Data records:
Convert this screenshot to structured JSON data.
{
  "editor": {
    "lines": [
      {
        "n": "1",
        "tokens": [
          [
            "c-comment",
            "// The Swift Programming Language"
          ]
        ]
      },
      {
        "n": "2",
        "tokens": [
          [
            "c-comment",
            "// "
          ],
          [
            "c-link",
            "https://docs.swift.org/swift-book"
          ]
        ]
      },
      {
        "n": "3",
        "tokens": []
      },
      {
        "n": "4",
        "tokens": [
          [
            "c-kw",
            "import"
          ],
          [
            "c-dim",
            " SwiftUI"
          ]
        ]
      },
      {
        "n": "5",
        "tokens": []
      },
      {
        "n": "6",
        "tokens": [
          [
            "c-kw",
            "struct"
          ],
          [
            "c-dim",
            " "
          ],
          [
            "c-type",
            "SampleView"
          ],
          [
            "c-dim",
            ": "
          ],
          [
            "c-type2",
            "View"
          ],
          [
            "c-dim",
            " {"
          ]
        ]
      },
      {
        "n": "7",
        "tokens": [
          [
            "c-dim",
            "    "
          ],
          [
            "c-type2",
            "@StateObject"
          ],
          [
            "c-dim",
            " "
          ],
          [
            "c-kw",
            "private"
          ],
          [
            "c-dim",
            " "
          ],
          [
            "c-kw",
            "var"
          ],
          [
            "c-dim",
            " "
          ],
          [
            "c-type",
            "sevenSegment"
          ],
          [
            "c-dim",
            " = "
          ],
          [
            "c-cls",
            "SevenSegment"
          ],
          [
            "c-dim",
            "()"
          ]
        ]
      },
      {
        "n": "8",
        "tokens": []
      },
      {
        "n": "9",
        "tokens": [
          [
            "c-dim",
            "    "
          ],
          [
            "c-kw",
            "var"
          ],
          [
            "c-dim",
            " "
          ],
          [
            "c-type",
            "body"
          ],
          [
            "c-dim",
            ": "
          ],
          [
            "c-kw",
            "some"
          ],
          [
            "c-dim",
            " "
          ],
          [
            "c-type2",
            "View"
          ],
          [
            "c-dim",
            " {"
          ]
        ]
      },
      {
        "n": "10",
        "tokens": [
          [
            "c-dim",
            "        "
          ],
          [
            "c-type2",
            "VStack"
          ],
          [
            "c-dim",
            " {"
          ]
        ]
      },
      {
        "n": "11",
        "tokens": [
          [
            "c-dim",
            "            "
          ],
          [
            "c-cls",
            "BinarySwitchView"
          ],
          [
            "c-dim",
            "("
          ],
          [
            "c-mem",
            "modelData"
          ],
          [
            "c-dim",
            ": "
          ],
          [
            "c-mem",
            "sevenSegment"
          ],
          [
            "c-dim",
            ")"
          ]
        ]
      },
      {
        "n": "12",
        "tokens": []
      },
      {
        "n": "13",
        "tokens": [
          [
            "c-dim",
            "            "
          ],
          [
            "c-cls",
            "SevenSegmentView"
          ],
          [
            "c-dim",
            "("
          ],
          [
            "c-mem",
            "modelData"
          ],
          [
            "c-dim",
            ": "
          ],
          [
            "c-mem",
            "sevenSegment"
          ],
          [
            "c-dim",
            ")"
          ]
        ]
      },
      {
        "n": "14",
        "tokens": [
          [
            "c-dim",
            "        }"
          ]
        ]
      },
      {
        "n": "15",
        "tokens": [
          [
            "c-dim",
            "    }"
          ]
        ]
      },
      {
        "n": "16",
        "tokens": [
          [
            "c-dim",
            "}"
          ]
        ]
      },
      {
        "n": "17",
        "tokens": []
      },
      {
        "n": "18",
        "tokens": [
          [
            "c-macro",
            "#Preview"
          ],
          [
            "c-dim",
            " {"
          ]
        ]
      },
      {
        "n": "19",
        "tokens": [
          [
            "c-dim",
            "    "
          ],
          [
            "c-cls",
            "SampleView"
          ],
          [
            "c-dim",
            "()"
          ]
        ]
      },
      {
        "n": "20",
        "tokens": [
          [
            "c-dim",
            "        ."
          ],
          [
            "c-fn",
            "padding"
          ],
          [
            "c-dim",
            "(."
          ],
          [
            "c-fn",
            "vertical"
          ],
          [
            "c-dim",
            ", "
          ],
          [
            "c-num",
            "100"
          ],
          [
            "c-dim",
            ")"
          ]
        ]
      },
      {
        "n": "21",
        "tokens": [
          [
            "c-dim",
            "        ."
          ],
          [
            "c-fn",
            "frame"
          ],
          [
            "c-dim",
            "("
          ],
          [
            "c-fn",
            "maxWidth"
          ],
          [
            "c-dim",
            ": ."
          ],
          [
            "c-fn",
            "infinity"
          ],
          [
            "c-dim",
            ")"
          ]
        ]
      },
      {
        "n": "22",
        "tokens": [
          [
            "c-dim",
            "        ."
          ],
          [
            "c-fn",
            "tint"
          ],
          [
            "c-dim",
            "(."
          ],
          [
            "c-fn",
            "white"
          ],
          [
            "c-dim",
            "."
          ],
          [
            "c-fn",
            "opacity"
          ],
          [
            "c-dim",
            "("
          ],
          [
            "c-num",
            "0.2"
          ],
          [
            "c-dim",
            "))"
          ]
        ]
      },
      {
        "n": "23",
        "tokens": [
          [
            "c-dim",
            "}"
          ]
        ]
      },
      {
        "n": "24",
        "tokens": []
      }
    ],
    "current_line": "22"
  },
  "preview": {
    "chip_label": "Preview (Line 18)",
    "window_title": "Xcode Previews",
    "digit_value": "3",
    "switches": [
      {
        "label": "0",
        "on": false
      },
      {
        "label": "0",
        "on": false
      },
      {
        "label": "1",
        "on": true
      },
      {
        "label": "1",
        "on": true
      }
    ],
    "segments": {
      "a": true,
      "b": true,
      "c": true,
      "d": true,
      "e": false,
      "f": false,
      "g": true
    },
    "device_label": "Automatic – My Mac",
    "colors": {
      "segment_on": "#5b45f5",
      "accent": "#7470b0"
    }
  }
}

→ **Task directions**
Reproduce the full listing above, character for character.

→ **Answer in full**
Convert this screenshot to structured JSON data.
{
  "editor": {
    "lines": [
      {
        "n": "1",
        "tokens": [
          [
            "c-comment",
            "// The Swift Programming Language"
          ]
        ]
      },
      {
        "n": "2",
        "tokens": [
          [
            "c-comment",
            "// "
          ],
          [
            "c-link",
            "https://docs.swift.org/swift-book"
          ]
        ]
      },
      {
        "n": "3",
        "tokens": []
      },
      {
        "n": "4",
        "tokens": [
          [
            "c-kw",
            "import"
          ],
          [
            "c-dim",
            " SwiftUI"
          ]
        ]
      },
      {
        "n": "5",
        "tokens": []
      },
      {
        "n": "6",
        "tokens": [
          [
            "c-kw",
            "struct"
          ],
          [
            "c-dim",
            " "
          ],
          [
            "c-type",
            "SampleView"
          ],
          [
            "c-dim",
            ": "
          ],
          [
            "c-type2",
            "View"
          ],
          [
            "c-dim",
            " {"
          ]
        ]
      },
      {
        "n": "7",
        "tokens": [
          [
            "c-dim",
            "    "
          ],
          [
            "c-type2",
            "@StateObject"
          ],
          [
            "c-dim",
            " "
          ],
          [
            "c-kw",
            "private"
          ],
          [
            "c-dim",
            " "
          ],
          [
            "c-kw",
            "var"
          ],
          [
            "c-dim",
            " "
          ],
          [
            "c-type",
            "sevenSegment"
          ],
          [
            "c-dim",
            " = "
          ],
          [
            "c-cls",
            "SevenSegment"
          ],
          [
            "c-dim",
            "()"
          ]
        ]
      },
      {
        "n": "8",
        "tokens": []
      },
      {
        "n": "9",
        "tokens": [
          [
            "c-dim",
            "    "
          ],
          [
            "c-kw",
            "var"
          ],
          [
            "c-dim",
            " "
          ],
          [
            "c-type",
            "body"
          ],
          [
            "c-dim",
            ": "
          ],
          [
            "c-kw",
            "some"
          ],
          [
            "c-dim",
            " "
          ],
          [
            "c-type2",
            "View"
          ],
          [
            "c-dim",
            " {"
          ]
        ]
      },
      {
        "n": "10",
        "tokens": [
          [
            "c-dim",
            "        "
          ],
          [
            "c-type2",
            "VStack"
          ],
          [
            "c-dim",
            " {"
          ]
        ]
      },
      {
        "n": "11",
        "tokens": [
          [
            "c-dim",
            "            "
          ],
          [
            "c-cls",
            "BinarySwitchView"
          ],
          [
            "c-dim",
            "("
          ],
          [
            "c-mem",
            "modelData"
          ],
          [
            "c-dim",
            ": "
          ],
          [
            "c-mem",
            "sevenSegment"
          ],
          [
            "c-dim",
            ")"
          ]
        ]
      },
      {
        "n": "12",
        "tokens": []
      },
      {
        "n": "13",
        "tokens": [
          [
            "c-dim",
            "            "
          ],
          [
            "c-cls",
            "SevenSegmentView"
          ],
          [
            "c-dim",
            "("
          ],
          [
            "c-mem",
            "modelData"
          ],
          [
            "c-dim",
            ": "
          ],
          [
            "c-mem",
            "sevenSegment"
          ],
          [
            "c-dim",
            ")"
          ]
        ]
      },
      {
        "n": "14",
        "tokens": [
          [
            "c-dim",
            "        }"
          ]
        ]
      },
      {
        "n": "15",
        "tokens": [
          [
            "c-dim",
            "    }"
          ]
        ]
      },
      {
        "n": "16",
        "tokens": [
          [
            "c-dim",
            "}"
          ]
        ]
      },
      {
        "n": "17",
        "tokens": []
      },
      {
        "n": "18",
        "tokens": [
          [
            "c-macro",
            "#Preview"
          ],
          [
            "c-dim",
            " {"
          ]
        ]
      },
      {
        "n": "19",
        "tokens": [
          [
            "c-dim",
            "    "
          ],
          [
            "c-cls",
            "SampleView"
          ],
          [
            "c-dim",
            "()"
          ]
        ]
      },
      {
        "n": "20",
        "tokens": [
          [
            "c-dim",
            "        ."
          ],
          [
            "c-fn",
            "padding"
          ],
          [
            "c-dim",
            "(."
          ],
          [
            "c-fn",
            "vertical"
          ],
          [
            "c-dim",
            ", "
          ],
          [
            "c-num",
            "100"
          ],
          [
            "c-dim",
            ")"
          ]
        ]
      },
      {
        "n": "21",
        "tokens": [
          [
            "c-dim",
            "        ."
          ],
          [
            "c-fn",
            "frame"
          ],
          [
            "c-dim",
            "("
          ],
          [
            "c-fn",
            "maxWidth"
          ],
          [
            "c-dim",
            ": ."
          ],
          [
            "c-fn",
            "infinity"
          ],
          [
            "c-dim",
            ")"
          ]
        ]
      },
      {
        "n": "22",
        "tokens": [
          [
            "c-dim",
            "        ."
          ],
          [
            "c-fn",
            "tint"
          ],
          [
            "c-dim",
            "(."
          ],
          [
            "c-fn",
            "white"
          ],
          [
            "c-dim",
            "."
          ],
          [
            "c-fn",
            "opacity"
          ],
          [
            "c-dim",
            "("
          ],
          [
            "c-num",
            "0.2"
          ],
          [
            "c-dim",
            "))"
          ]
        ]
      },
      {
        "n": "23",
        "tokens": [
          [
            "c-dim",
            "}"
          ]
        ]
      },
      {
        "n": "24",
        "tokens": []
      }
    ],
    "current_line": "22"
  },
  "preview": {
    "chip_label": "Preview (Line 18)",
    "window_title": "Xcode Previews",
    "digit_value": "3",
    "switches": [
      {
        "label": "0",
        "on": false
      },
      {
        "label": "0",
        "on": false
      },
      {
        "label": "1",
        "on": true
      },
      {
        "label": "1",
        "on": true
      }
    ],
    "segments": {
      "a": true,
      "b": true,
      "c": true,
      "d": true,
      "e": false,
      "f": false,
      "g": true
    },
    "device_label": "Automatic – My Mac",
    "colors": {
      "segment_on": "#5b45f5",
      "accent": "#7470b0"
    }
  }
}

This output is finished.